::: Supplied records

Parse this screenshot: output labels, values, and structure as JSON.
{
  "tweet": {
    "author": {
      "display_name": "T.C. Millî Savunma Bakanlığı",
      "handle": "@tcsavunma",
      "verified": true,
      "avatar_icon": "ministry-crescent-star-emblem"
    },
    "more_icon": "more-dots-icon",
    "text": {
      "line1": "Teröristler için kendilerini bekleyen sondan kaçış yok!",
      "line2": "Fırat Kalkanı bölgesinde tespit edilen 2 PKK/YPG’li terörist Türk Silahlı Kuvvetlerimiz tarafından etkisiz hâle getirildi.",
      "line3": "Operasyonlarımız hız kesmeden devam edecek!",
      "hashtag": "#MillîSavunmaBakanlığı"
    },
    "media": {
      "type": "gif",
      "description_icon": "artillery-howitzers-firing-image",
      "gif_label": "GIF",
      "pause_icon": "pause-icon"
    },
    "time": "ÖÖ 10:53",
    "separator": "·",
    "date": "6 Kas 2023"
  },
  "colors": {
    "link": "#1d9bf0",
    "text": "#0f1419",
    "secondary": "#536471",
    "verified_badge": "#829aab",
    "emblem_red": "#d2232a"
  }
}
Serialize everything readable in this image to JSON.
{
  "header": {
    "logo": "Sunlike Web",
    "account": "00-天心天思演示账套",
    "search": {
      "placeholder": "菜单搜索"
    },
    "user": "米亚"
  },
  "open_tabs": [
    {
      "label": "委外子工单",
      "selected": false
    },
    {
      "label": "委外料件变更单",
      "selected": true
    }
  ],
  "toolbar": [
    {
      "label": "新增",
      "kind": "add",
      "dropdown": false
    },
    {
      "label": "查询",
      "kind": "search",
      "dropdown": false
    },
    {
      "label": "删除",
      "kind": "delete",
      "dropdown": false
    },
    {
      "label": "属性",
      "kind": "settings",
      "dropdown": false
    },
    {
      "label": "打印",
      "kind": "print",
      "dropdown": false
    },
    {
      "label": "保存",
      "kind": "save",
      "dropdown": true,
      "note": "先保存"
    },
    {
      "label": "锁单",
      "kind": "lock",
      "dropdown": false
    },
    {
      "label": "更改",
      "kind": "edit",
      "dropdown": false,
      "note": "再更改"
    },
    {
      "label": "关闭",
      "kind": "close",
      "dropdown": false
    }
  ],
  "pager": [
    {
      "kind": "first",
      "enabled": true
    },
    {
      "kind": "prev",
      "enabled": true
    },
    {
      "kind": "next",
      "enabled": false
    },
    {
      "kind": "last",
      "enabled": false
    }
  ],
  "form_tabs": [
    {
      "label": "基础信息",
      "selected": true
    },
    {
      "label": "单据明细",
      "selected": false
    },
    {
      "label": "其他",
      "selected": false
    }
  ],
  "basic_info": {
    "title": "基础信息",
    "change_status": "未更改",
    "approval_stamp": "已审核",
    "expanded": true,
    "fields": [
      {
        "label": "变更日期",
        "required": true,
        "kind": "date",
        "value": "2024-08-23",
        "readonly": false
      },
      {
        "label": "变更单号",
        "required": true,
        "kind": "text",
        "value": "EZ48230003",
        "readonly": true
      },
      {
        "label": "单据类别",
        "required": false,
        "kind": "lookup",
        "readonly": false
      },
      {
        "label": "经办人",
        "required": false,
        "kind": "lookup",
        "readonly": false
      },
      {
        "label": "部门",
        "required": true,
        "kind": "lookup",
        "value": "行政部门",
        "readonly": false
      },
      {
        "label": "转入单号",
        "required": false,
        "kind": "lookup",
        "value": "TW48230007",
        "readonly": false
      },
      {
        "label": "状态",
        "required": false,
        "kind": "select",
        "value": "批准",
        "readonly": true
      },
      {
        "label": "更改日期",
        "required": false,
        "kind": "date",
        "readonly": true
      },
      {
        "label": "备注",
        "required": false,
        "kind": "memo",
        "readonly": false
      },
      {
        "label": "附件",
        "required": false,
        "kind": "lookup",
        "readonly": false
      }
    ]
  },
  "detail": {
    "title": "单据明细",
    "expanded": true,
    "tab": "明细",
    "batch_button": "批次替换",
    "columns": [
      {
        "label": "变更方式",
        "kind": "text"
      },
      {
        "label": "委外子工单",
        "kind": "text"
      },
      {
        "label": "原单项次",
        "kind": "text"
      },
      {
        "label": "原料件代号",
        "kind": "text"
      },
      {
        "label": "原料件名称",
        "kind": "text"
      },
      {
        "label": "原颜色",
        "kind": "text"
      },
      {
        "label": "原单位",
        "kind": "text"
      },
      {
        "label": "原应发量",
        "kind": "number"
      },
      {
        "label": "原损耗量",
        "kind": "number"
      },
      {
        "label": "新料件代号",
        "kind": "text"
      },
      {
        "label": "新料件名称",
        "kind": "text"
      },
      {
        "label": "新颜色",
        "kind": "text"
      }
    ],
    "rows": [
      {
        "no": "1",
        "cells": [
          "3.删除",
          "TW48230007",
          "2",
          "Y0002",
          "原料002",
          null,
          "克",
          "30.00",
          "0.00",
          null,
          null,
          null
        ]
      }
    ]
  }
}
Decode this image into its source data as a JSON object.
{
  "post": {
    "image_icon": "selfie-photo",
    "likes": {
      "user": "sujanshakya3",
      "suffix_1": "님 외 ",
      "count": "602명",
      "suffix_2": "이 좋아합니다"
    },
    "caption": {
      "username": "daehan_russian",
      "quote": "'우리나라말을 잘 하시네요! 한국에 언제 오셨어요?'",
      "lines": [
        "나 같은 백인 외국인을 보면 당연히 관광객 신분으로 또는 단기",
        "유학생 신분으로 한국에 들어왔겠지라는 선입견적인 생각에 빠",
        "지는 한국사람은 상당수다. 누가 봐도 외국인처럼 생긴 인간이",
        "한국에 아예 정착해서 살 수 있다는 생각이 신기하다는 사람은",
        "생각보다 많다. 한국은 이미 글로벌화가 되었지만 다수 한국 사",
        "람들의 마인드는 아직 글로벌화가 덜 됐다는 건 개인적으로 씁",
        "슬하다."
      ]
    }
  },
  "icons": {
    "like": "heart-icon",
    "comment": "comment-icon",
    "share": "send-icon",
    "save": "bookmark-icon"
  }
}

::::::

• **Short exercise**
Using the entries above, please restate each one word for word.

• **Solution to the exercise**
Parse this screenshot: output labels, values, and structure as JSON.
{
  "tweet": {
    "author": {
      "display_name": "T.C. Millî Savunma Bakanlığı",
      "handle": "@tcsavunma",
      "verified": true,
      "avatar_icon": "ministry-crescent-star-emblem"
    },
    "more_icon": "more-dots-icon",
    "text": {
      "line1": "Teröristler için kendilerini bekleyen sondan kaçış yok!",
      "line2": "Fırat Kalkanı bölgesinde tespit edilen 2 PKK/YPG’li terörist Türk Silahlı Kuvvetlerimiz tarafından etkisiz hâle getirildi.",
      "line3": "Operasyonlarımız hız kesmeden devam edecek!",
      "hashtag": "#MillîSavunmaBakanlığı"
    },
    "media": {
      "type": "gif",
      "description_icon": "artillery-howitzers-firing-image",
      "gif_label": "GIF",
      "pause_icon": "pause-icon"
    },
    "time": "ÖÖ 10:53",
    "separator": "·",
    "date": "6 Kas 2023"
  },
  "colors": {
    "link": "#1d9bf0",
    "text": "#0f1419",
    "secondary": "#536471",
    "verified_badge": "#829aab",
    "emblem_red": "#d2232a"
  }
}
Serialize everything readable in this image to JSON.
{
  "header": {
    "logo": "Sunlike Web",
    "account": "00-天心天思演示账套",
    "search": {
      "placeholder": "菜单搜索"
    },
    "user": "米亚"
  },
  "open_tabs": [
    {
      "label": "委外子工单",
      "selected": false
    },
    {
      "label": "委外料件变更单",
      "selected": true
    }
  ],
  "toolbar": [
    {
      "label": "新增",
      "kind": "add",
      "dropdown": false
    },
    {
      "label": "查询",
      "kind": "search",
      "dropdown": false
    },
    {
      "label": "删除",
      "kind": "delete",
      "dropdown": false
    },
    {
      "label": "属性",
      "kind": "settings",
      "dropdown": false
    },
    {
      "label": "打印",
      "kind": "print",
      "dropdown": false
    },
    {
      "label": "保存",
      "kind": "save",
      "dropdown": true,
      "note": "先保存"
    },
    {
      "label": "锁单",
      "kind": "lock",
      "dropdown": false
    },
    {
      "label": "更改",
      "kind": "edit",
      "dropdown": false,
      "note": "再更改"
    },
    {
      "label": "关闭",
      "kind": "close",
      "dropdown": false
    }
  ],
  "pager": [
    {
      "kind": "first",
      "enabled": true
    },
    {
      "kind": "prev",
      "enabled": true
    },
    {
      "kind": "next",
      "enabled": false
    },
    {
      "kind": "last",
      "enabled": false
    }
  ],
  "form_tabs": [
    {
      "label": "基础信息",
      "selected": true
    },
    {
      "label": "单据明细",
      "selected": false
    },
    {
      "label": "其他",
      "selected": false
    }
  ],
  "basic_info": {
    "title": "基础信息",
    "change_status": "未更改",
    "approval_stamp": "已审核",
    "expanded": true,
    "fields": [
      {
        "label": "变更日期",
        "required": true,
        "kind": "date",
        "value": "2024-08-23",
        "readonly": false
      },
      {
        "label": "变更单号",
        "required": true,
        "kind": "text",
        "value": "EZ48230003",
        "readonly": true
      },
      {
        "label": "单据类别",
        "required": false,
        "kind": "lookup",
        "readonly": false
      },
      {
        "label": "经办人",
        "required": false,
        "kind": "lookup",
        "readonly": false
      },
      {
        "label": "部门",
        "required": true,
        "kind": "lookup",
        "value": "行政部门",
        "readonly": false
      },
      {
        "label": "转入单号",
        "required": false,
        "kind": "lookup",
        "value": "TW48230007",
        "readonly": false
      },
      {
        "label": "状态",
        "required": false,
        "kind": "select",
        "value": "批准",
        "readonly": true
      },
      {
        "label": "更改日期",
        "required": false,
        "kind": "date",
        "readonly": true
      },
      {
        "label": "备注",
        "required": false,
        "kind": "memo",
        "readonly": false
      },
      {
        "label": "附件",
        "required": false,
        "kind": "lookup",
        "readonly": false
      }
    ]
  },
  "detail": {
    "title": "单据明细",
    "expanded": true,
    "tab": "明细",
    "batch_button": "批次替换",
    "columns": [
      {
        "label": "变更方式",
        "kind": "text"
      },
      {
        "label": "委外子工单",
        "kind": "text"
      },
      {
        "label": "原单项次",
        "kind": "text"
      },
      {
        "label": "原料件代号",
        "kind": "text"
      },
      {
        "label": "原料件名称",
        "kind": "text"
      },
      {
        "label": "原颜色",
        "kind": "text"
      },
      {
        "label": "原单位",
        "kind": "text"
      },
      {
        "label": "原应发量",
        "kind": "number"
      },
      {
        "label": "原损耗量",
        "kind": "number"
      },
      {
        "label": "新料件代号",
        "kind": "text"
      },
      {
        "label": "新料件名称",
        "kind": "text"
      },
      {
        "label": "新颜色",
        "kind": "text"
      }
    ],
    "rows": [
      {
        "no": "1",
        "cells": [
          "3.删除",
          "TW48230007",
          "2",
          "Y0002",
          "原料002",
          null,
          "克",
          "30.00",
          "0.00",
          null,
          null,
          null
        ]
      }
    ]
  }
}
Decode this image into its source data as a JSON object.
{
  "post": {
    "image_icon": "selfie-photo",
    "likes": {
      "user": "sujanshakya3",
      "suffix_1": "님 외 ",
      "count": "602명",
      "suffix_2": "이 좋아합니다"
    },
    "caption": {
      "username": "daehan_russian",
      "quote": "'우리나라말을 잘 하시네요! 한국에 언제 오셨어요?'",
      "lines": [
        "나 같은 백인 외국인을 보면 당연히 관광객 신분으로 또는 단기",
        "유학생 신분으로 한국에 들어왔겠지라는 선입견적인 생각에 빠",
        "지는 한국사람은 상당수다. 누가 봐도 외국인처럼 생긴 인간이",
        "한국에 아예 정착해서 살 수 있다는 생각이 신기하다는 사람은",
        "생각보다 많다. 한국은 이미 글로벌화가 되었지만 다수 한국 사",
        "람들의 마인드는 아직 글로벌화가 덜 됐다는 건 개인적으로 씁",
        "슬하다."
      ]
    }
  },
  "icons": {
    "like": "heart-icon",
    "comment": "comment-icon",
    "share": "send-icon",
    "save": "bookmark-icon"
  }
}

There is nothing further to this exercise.